WRITTEN INSTRUCTION:
Output the entries verbatim, including every line.

DATA LISTING:

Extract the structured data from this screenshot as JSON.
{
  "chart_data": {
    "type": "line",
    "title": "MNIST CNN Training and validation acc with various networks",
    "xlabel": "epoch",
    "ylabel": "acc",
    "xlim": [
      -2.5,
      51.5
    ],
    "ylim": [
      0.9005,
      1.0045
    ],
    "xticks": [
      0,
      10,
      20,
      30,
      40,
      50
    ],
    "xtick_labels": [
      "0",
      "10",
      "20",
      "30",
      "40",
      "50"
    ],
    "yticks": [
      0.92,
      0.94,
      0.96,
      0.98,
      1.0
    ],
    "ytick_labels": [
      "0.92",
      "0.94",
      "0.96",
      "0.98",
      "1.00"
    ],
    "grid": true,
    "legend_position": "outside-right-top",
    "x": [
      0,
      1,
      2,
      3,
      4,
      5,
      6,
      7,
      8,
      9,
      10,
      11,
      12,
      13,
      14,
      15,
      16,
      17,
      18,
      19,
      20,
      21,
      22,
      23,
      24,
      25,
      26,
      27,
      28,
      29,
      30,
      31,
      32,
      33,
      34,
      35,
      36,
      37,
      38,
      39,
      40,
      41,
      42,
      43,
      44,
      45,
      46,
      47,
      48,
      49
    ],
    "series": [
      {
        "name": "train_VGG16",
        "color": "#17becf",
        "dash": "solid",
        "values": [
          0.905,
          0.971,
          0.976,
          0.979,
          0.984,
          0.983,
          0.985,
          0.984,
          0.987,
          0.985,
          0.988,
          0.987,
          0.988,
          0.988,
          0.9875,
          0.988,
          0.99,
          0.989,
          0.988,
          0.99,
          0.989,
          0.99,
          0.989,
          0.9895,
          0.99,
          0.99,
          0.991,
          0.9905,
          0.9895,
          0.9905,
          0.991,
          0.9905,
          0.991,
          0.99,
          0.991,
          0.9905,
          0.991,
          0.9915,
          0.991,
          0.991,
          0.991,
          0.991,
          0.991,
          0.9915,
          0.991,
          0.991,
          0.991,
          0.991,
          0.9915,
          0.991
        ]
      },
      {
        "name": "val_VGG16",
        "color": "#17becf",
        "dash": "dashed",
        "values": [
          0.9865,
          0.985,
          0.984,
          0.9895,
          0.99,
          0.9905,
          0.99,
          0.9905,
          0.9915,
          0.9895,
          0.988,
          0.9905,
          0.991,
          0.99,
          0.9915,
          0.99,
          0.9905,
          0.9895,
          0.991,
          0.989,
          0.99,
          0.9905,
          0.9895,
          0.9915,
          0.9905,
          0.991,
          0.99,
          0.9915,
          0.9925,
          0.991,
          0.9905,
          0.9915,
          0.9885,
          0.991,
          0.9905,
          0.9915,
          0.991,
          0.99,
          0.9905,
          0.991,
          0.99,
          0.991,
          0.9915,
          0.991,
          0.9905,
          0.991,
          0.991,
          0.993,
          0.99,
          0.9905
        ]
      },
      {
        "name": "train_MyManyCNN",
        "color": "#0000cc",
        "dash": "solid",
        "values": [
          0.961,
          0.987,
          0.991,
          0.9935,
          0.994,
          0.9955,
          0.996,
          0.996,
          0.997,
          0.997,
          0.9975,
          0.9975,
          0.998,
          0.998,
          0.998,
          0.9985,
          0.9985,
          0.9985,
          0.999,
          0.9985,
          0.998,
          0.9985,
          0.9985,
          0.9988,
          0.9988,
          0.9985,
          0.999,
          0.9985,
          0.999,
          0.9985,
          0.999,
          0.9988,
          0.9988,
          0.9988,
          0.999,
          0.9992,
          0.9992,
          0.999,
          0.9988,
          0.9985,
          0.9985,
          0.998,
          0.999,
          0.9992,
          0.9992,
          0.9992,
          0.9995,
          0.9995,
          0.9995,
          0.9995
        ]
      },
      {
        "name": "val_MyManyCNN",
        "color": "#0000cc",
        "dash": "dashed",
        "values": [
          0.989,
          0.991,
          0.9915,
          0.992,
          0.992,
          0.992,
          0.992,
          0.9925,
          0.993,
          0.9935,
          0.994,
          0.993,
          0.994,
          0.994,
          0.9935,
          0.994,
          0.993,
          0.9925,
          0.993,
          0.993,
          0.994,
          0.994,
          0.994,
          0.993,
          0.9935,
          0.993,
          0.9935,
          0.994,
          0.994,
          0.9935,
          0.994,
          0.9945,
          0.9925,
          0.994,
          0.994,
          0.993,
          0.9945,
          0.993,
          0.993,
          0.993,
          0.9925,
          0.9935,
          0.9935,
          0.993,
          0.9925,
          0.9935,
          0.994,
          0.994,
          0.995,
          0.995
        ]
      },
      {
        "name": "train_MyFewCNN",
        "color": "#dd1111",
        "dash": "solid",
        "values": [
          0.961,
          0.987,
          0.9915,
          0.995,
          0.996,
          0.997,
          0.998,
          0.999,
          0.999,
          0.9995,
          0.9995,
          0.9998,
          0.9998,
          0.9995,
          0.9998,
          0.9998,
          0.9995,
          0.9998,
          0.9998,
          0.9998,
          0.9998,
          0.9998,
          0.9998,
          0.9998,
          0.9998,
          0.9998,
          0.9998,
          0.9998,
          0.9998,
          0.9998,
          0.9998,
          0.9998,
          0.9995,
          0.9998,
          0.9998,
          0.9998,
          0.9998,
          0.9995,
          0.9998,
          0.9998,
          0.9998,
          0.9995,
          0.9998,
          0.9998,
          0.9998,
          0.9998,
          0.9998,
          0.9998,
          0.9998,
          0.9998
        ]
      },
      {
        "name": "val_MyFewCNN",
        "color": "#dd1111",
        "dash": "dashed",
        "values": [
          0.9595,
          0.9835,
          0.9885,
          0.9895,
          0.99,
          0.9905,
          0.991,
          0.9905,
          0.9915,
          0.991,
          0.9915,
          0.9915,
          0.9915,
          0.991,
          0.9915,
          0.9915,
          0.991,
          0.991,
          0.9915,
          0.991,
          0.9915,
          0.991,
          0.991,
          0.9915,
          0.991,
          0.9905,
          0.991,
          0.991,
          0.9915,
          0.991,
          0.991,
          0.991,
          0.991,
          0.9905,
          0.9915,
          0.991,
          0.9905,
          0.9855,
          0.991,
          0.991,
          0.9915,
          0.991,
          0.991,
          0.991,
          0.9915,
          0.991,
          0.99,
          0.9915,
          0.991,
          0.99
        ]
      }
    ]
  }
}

THE OUTPUT:
Extract the structured data from this screenshot as JSON.
{
  "chart_data": {
    "type": "line",
    "title": "MNIST CNN Training and validation acc with various networks",
    "xlabel": "epoch",
    "ylabel": "acc",
    "xlim": [
      -2.5,
      51.5
    ],
    "ylim": [
      0.9005,
      1.0045
    ],
    "xticks": [
      0,
      10,
      20,
      30,
      40,
      50
    ],
    "xtick_labels": [
      "0",
      "10",
      "20",
      "30",
      "40",
      "50"
    ],
    "yticks": [
      0.92,
      0.94,
      0.96,
      0.98,
      1.0
    ],
    "ytick_labels": [
      "0.92",
      "0.94",
      "0.96",
      "0.98",
      "1.00"
    ],
    "grid": true,
    "legend_position": "outside-right-top",
    "x": [
      0,
      1,
      2,
      3,
      4,
      5,
      6,
      7,
      8,
      9,
      10,
      11,
      12,
      13,
      14,
      15,
      16,
      17,
      18,
      19,
      20,
      21,
      22,
      23,
      24,
      25,
      26,
      27,
      28,
      29,
      30,
      31,
      32,
      33,
      34,
      35,
      36,
      37,
      38,
      39,
      40,
      41,
      42,
      43,
      44,
      45,
      46,
      47,
      48,
      49
    ],
    "series": [
      {
        "name": "train_VGG16",
        "color": "#17becf",
        "dash": "solid",
        "values": [
          0.905,
          0.971,
          0.976,
          0.979,
          0.984,
          0.983,
          0.985,
          0.984,
          0.987,
          0.985,
          0.988,
          0.987,
          0.988,
          0.988,
          0.9875,
          0.988,
          0.99,
          0.989,
          0.988,
          0.99,
          0.989,
          0.99,
          0.989,
          0.9895,
          0.99,
          0.99,
          0.991,
          0.9905,
          0.9895,
          0.9905,
          0.991,
          0.9905,
          0.991,
          0.99,
          0.991,
          0.9905,
          0.991,
          0.9915,
          0.991,
          0.991,
          0.991,
          0.991,
          0.991,
          0.9915,
          0.991,
          0.991,
          0.991,
          0.991,
          0.9915,
          0.991
        ]
      },
      {
        "name": "val_VGG16",
        "color": "#17becf",
        "dash": "dashed",
        "values": [
          0.9865,
          0.985,
          0.984,
          0.9895,
          0.99,
          0.9905,
          0.99,
          0.9905,
          0.9915,
          0.9895,
          0.988,
          0.9905,
          0.991,
          0.99,
          0.9915,
          0.99,
          0.9905,
          0.9895,
          0.991,
          0.989,
          0.99,
          0.9905,
          0.9895,
          0.9915,
          0.9905,
          0.991,
          0.99,
          0.9915,
          0.9925,
          0.991,
          0.9905,
          0.9915,
          0.9885,
          0.991,
          0.9905,
          0.9915,
          0.991,
          0.99,
          0.9905,
          0.991,
          0.99,
          0.991,
          0.9915,
          0.991,
          0.9905,
          0.991,
          0.991,
          0.993,
          0.99,
          0.9905
        ]
      },
      {
        "name": "train_MyManyCNN",
        "color": "#0000cc",
        "dash": "solid",
        "values": [
          0.961,
          0.987,
          0.991,
          0.9935,
          0.994,
          0.9955,
          0.996,
          0.996,
          0.997,
          0.997,
          0.9975,
          0.9975,
          0.998,
          0.998,
          0.998,
          0.9985,
          0.9985,
          0.9985,
          0.999,
          0.9985,
          0.998,
          0.9985,
          0.9985,
          0.9988,
          0.9988,
          0.9985,
          0.999,
          0.9985,
          0.999,
          0.9985,
          0.999,
          0.9988,
          0.9988,
          0.9988,
          0.999,
          0.9992,
          0.9992,
          0.999,
          0.9988,
          0.9985,
          0.9985,
          0.998,
          0.999,
          0.9992,
          0.9992,
          0.9992,
          0.9995,
          0.9995,
          0.9995,
          0.9995
        ]
      },
      {
        "name": "val_MyManyCNN",
        "color": "#0000cc",
        "dash": "dashed",
        "values": [
          0.989,
          0.991,
          0.9915,
          0.992,
          0.992,
          0.992,
          0.992,
          0.9925,
          0.993,
          0.9935,
          0.994,
          0.993,
          0.994,
          0.994,
          0.9935,
          0.994,
          0.993,
          0.9925,
          0.993,
          0.993,
          0.994,
          0.994,
          0.994,
          0.993,
          0.9935,
          0.993,
          0.9935,
          0.994,
          0.994,
          0.9935,
          0.994,
          0.9945,
          0.9925,
          0.994,
          0.994,
          0.993,
          0.9945,
          0.993,
          0.993,
          0.993,
          0.9925,
          0.9935,
          0.9935,
          0.993,
          0.9925,
          0.9935,
          0.994,
          0.994,
          0.995,
          0.995
        ]
      },
      {
        "name": "train_MyFewCNN",
        "color": "#dd1111",
        "dash": "solid",
        "values": [
          0.961,
          0.987,
          0.9915,
          0.995,
          0.996,
          0.997,
          0.998,
          0.999,
          0.999,
          0.9995,
          0.9995,
          0.9998,
          0.9998,
          0.9995,
          0.9998,
          0.9998,
          0.9995,
          0.9998,
          0.9998,
          0.9998,
          0.9998,
          0.9998,
          0.9998,
          0.9998,
          0.9998,
          0.9998,
          0.9998,
          0.9998,
          0.9998,
          0.9998,
          0.9998,
          0.9998,
          0.9995,
          0.9998,
          0.9998,
          0.9998,
          0.9998,
          0.9995,
          0.9998,
          0.9998,
          0.9998,
          0.9995,
          0.9998,
          0.9998,
          0.9998,
          0.9998,
          0.9998,
          0.9998,
          0.9998,
          0.9998
        ]
      },
      {
        "name": "val_MyFewCNN",
        "color": "#dd1111",
        "dash": "dashed",
        "values": [
          0.9595,
          0.9835,
          0.9885,
          0.9895,
          0.99,
          0.9905,
          0.991,
          0.9905,
          0.9915,
          0.991,
          0.9915,
          0.9915,
          0.9915,
          0.991,
          0.9915,
          0.9915,
          0.991,
          0.991,
          0.9915,
          0.991,
          0.9915,
          0.991,
          0.991,
          0.9915,
          0.991,
          0.9905,
          0.991,
          0.991,
          0.9915,
          0.991,
          0.991,
          0.991,
          0.991,
          0.9905,
          0.9915,
          0.991,
          0.9905,
          0.9855,
          0.991,
          0.991,
          0.9915,
          0.991,
          0.991,
          0.991,
          0.9915,
          0.991,
          0.99,
          0.9915,
          0.991,
          0.99
        ]
      }
    ]
  }
}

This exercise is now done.